Exercise directions. Pull out every line of the data from the first one up to and including the line with "- cell-mean: 0.844401: [681, 312, 789, 351]", and reproduce them unchanged.

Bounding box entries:
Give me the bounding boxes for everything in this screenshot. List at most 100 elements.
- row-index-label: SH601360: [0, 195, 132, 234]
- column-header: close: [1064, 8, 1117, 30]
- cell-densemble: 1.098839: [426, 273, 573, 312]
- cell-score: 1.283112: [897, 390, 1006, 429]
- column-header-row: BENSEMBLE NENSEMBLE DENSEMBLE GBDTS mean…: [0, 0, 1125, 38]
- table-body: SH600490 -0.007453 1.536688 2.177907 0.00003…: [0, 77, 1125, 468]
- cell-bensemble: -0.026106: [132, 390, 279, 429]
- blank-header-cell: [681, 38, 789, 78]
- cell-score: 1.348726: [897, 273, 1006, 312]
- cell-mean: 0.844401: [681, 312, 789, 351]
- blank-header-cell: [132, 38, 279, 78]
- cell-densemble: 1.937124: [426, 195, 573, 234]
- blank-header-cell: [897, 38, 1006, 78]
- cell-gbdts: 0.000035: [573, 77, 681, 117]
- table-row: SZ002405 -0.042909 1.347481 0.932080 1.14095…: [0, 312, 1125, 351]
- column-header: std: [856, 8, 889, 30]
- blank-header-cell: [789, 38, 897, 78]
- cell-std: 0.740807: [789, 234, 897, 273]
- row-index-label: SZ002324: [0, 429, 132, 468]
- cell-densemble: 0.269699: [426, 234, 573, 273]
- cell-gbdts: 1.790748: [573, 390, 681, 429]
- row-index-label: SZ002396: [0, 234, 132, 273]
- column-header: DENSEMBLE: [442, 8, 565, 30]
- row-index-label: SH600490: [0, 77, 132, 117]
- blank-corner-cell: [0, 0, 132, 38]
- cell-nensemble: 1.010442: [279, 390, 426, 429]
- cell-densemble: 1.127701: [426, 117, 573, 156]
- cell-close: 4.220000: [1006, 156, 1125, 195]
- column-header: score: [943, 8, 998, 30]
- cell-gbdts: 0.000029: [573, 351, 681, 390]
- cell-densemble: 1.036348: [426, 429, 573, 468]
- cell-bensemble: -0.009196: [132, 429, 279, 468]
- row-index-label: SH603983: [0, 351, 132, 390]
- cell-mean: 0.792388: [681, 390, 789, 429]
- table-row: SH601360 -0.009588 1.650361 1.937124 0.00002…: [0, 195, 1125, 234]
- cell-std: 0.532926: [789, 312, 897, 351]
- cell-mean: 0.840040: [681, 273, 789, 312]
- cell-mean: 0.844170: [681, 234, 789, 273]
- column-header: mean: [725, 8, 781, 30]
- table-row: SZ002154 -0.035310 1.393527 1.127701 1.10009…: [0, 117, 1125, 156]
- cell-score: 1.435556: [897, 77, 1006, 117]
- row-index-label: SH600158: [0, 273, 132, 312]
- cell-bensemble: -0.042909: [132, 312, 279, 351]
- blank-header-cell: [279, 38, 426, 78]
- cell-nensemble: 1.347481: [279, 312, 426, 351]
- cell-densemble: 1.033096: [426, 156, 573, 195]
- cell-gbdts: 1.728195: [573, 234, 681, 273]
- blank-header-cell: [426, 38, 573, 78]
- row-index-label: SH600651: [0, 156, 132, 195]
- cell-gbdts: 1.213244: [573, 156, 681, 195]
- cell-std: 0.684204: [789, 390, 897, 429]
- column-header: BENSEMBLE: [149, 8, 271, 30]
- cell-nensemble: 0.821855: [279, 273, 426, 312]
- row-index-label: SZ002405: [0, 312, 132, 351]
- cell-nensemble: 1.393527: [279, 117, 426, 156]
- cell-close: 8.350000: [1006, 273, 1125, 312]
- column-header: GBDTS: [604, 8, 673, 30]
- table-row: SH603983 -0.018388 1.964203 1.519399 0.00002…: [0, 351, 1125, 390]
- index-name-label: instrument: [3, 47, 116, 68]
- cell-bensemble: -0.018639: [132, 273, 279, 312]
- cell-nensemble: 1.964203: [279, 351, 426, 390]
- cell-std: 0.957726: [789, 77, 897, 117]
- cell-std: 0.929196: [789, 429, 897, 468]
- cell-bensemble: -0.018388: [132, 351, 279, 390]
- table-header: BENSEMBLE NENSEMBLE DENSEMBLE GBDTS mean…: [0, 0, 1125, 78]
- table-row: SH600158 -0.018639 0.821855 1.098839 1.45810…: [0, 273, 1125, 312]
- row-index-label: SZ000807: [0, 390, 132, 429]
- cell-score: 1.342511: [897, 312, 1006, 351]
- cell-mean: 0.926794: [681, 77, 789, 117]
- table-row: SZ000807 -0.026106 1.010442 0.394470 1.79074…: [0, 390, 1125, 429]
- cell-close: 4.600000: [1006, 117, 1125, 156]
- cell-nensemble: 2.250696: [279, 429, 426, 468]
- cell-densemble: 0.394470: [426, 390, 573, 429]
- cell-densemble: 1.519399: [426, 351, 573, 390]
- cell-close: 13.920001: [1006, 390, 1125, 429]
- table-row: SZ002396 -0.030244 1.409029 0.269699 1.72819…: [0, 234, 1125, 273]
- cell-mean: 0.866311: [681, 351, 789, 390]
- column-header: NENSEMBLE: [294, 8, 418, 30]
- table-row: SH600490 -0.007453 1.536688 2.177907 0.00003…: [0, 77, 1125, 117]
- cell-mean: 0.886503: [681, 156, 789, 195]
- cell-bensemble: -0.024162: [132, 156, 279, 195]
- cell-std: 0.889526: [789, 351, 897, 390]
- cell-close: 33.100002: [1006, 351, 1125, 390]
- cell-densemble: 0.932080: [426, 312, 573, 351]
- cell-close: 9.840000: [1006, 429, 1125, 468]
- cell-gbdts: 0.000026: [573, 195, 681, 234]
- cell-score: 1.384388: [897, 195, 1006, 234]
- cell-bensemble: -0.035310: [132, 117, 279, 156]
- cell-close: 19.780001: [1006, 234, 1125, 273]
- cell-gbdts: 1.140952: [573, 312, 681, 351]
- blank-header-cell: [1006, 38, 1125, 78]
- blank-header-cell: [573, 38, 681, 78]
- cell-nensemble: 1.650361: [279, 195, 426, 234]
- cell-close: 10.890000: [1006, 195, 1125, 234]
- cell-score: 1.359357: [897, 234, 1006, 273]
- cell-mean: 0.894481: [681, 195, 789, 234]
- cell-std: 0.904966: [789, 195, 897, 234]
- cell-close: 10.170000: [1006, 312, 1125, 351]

Reply to the exercise.
Give me the bounding boxes for everything in this screenshot. List at most 100 elements.
- row-index-label: SH601360: [0, 195, 132, 234]
- column-header: close: [1064, 8, 1117, 30]
- cell-densemble: 1.098839: [426, 273, 573, 312]
- cell-score: 1.283112: [897, 390, 1006, 429]
- column-header-row: BENSEMBLE NENSEMBLE DENSEMBLE GBDTS mean…: [0, 0, 1125, 38]
- table-body: SH600490 -0.007453 1.536688 2.177907 0.00003…: [0, 77, 1125, 468]
- cell-bensemble: -0.026106: [132, 390, 279, 429]
- blank-header-cell: [681, 38, 789, 78]
- cell-score: 1.348726: [897, 273, 1006, 312]
- cell-mean: 0.844401: [681, 312, 789, 351]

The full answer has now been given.